= Aim of the task =
Note each line that includes the word "this". Copy those lines.

[Collected data entries]
** BEGIN **
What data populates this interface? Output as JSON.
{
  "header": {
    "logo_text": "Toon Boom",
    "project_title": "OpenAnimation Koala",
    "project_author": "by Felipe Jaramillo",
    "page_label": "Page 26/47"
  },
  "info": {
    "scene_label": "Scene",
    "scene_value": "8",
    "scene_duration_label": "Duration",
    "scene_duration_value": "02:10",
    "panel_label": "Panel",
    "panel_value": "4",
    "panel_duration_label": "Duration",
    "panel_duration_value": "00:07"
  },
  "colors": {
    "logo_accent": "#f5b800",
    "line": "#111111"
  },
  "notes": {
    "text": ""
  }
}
** END **
** BEGIN **
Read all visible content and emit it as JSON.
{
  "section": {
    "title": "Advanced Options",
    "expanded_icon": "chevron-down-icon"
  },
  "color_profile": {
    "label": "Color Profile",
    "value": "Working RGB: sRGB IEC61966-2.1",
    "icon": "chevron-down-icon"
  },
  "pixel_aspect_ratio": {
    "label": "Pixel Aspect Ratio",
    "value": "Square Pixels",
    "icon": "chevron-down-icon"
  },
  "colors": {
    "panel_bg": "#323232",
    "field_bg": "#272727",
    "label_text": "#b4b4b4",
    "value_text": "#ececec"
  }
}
** END **
** BEGIN **
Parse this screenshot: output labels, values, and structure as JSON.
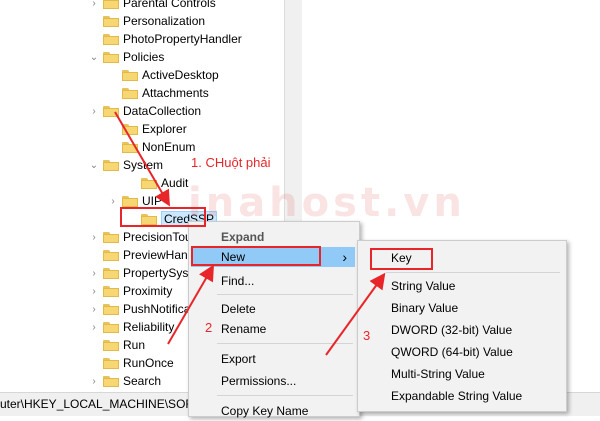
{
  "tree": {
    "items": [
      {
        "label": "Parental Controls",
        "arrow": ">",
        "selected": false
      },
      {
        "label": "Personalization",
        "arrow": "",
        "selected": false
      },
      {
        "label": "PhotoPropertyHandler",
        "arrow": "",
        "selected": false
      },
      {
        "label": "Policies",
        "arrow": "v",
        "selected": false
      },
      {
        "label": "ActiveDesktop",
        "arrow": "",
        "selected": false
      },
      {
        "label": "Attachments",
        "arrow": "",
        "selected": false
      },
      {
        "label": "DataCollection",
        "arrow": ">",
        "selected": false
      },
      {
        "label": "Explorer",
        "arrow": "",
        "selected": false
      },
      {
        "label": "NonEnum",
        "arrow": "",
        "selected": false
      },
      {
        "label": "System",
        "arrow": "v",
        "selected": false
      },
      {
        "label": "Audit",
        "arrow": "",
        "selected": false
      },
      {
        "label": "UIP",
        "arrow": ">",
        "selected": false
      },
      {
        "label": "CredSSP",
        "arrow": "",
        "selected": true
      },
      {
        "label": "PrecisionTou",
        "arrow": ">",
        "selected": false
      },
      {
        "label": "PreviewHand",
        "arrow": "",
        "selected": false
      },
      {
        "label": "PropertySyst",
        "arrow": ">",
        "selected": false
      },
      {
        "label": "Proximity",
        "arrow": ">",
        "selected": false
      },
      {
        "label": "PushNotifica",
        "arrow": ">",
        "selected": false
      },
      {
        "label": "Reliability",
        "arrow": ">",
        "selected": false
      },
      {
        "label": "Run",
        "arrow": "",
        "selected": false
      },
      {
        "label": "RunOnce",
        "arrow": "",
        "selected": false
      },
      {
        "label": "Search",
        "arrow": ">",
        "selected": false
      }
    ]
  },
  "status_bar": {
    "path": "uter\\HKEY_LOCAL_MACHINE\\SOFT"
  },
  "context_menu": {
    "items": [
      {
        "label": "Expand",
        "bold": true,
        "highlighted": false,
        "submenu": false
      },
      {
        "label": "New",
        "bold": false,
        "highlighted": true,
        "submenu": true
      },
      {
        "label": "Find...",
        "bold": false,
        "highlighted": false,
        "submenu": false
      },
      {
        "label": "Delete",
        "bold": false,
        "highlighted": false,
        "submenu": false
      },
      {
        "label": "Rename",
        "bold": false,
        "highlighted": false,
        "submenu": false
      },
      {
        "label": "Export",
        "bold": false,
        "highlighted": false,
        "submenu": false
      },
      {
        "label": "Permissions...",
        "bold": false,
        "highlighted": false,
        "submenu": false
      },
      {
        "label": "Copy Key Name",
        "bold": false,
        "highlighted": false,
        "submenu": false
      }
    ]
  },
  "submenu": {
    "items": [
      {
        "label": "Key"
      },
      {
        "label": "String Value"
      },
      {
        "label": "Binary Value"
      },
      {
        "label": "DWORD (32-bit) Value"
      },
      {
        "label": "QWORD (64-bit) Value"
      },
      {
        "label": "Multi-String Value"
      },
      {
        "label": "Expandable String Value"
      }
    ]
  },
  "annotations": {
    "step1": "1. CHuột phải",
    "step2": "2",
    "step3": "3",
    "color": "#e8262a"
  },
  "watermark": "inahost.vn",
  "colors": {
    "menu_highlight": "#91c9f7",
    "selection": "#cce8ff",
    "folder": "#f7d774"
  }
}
** END **
= Exercise output =
What data populates this interface? Output as JSON.
Parse this screenshot: output labels, values, and structure as JSON.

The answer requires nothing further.